**TASK**
Read the records below. Copy each line where the string "color" occurs.

**MATERIAL SHOWN**
+ + + +

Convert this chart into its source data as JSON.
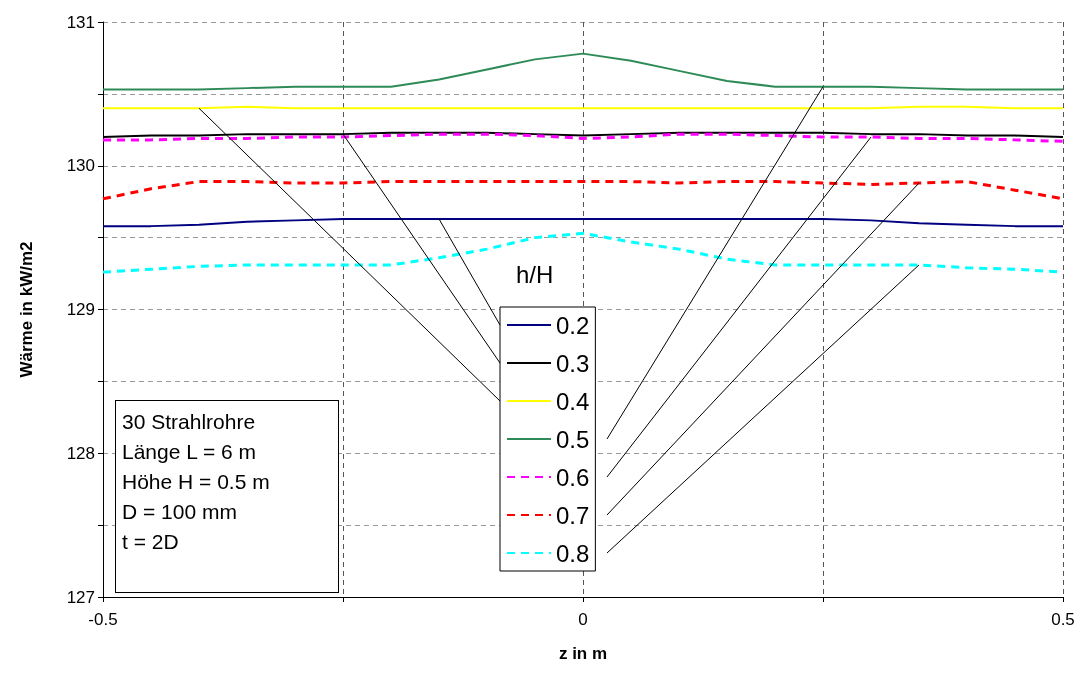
{
  "chart_data": {
    "type": "line",
    "xlabel": "z in m",
    "ylabel": "Wärme in kW/m2",
    "legend_title": "h/H",
    "legend": "bottom",
    "grid": true,
    "marker": "none",
    "x": [
      -0.5,
      -0.45,
      -0.4,
      -0.35,
      -0.3,
      -0.25,
      -0.2,
      -0.15,
      -0.1,
      -0.05,
      0,
      0.05,
      0.1,
      0.15,
      0.2,
      0.25,
      0.3,
      0.35,
      0.4,
      0.45,
      0.5
    ],
    "xlim": [
      -0.5,
      0.5
    ],
    "xticks": [
      -0.5,
      {
        "value": -0.25,
        "label": null
      },
      0,
      {
        "value": 0.25,
        "label": null
      },
      0.5
    ],
    "ylim": [
      127,
      131
    ],
    "yticks": [
      127,
      {
        "value": 127.5,
        "label": null
      },
      128,
      {
        "value": 128.5,
        "label": null
      },
      129,
      {
        "value": 129.5,
        "label": null
      },
      130,
      {
        "value": 130.5,
        "label": null
      },
      131
    ],
    "series": [
      {
        "name": "0.2",
        "color": "#000080",
        "line_style": "solid",
        "values": [
          129.58,
          129.58,
          129.59,
          129.61,
          129.62,
          129.63,
          129.63,
          129.63,
          129.63,
          129.63,
          129.63,
          129.63,
          129.63,
          129.63,
          129.63,
          129.63,
          129.62,
          129.6,
          129.59,
          129.58,
          129.58
        ]
      },
      {
        "name": "0.3",
        "color": "#000000",
        "line_style": "solid",
        "values": [
          130.2,
          130.21,
          130.21,
          130.22,
          130.22,
          130.22,
          130.23,
          130.23,
          130.23,
          130.22,
          130.21,
          130.22,
          130.23,
          130.23,
          130.23,
          130.23,
          130.22,
          130.22,
          130.21,
          130.21,
          130.2
        ]
      },
      {
        "name": "0.4",
        "color": "#ffff00",
        "line_style": "solid",
        "values": [
          130.4,
          130.4,
          130.4,
          130.41,
          130.4,
          130.4,
          130.4,
          130.4,
          130.4,
          130.4,
          130.4,
          130.4,
          130.4,
          130.4,
          130.4,
          130.4,
          130.4,
          130.41,
          130.41,
          130.4,
          130.4
        ]
      },
      {
        "name": "0.5",
        "color": "#2e8b57",
        "line_style": "solid",
        "values": [
          130.53,
          130.53,
          130.53,
          130.54,
          130.55,
          130.55,
          130.55,
          130.6,
          130.67,
          130.74,
          130.78,
          130.73,
          130.66,
          130.59,
          130.55,
          130.55,
          130.55,
          130.54,
          130.53,
          130.53,
          130.53
        ]
      },
      {
        "name": "0.6",
        "color": "#ff00ff",
        "line_style": "dashed",
        "values": [
          130.18,
          130.18,
          130.19,
          130.19,
          130.2,
          130.2,
          130.21,
          130.22,
          130.22,
          130.21,
          130.19,
          130.2,
          130.22,
          130.22,
          130.21,
          130.2,
          130.2,
          130.19,
          130.19,
          130.18,
          130.17
        ]
      },
      {
        "name": "0.7",
        "color": "#ff0000",
        "line_style": "dashed",
        "values": [
          129.77,
          129.84,
          129.89,
          129.89,
          129.88,
          129.88,
          129.89,
          129.89,
          129.89,
          129.89,
          129.89,
          129.89,
          129.88,
          129.89,
          129.89,
          129.88,
          129.87,
          129.88,
          129.89,
          129.83,
          129.77
        ]
      },
      {
        "name": "0.8",
        "color": "#00ffff",
        "line_style": "dashed",
        "values": [
          129.26,
          129.28,
          129.3,
          129.31,
          129.31,
          129.31,
          129.31,
          129.36,
          129.42,
          129.5,
          129.53,
          129.47,
          129.42,
          129.35,
          129.31,
          129.31,
          129.31,
          129.31,
          129.29,
          129.28,
          129.26
        ]
      }
    ],
    "annotations": [
      "30 Strahlrohre",
      "Länge L = 6 m",
      "Höhe H = 0.5 m",
      "D = 100 mm",
      "t = 2D"
    ]
  }
}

+ + + +

**ANSWER FOR THE TASK**
        "color": "#000080",
        "color": "#000000",
        "color": "#ffff00",
        "color": "#2e8b57",
        "color": "#ff00ff",
        "color": "#ff0000",
        "color": "#00ffff",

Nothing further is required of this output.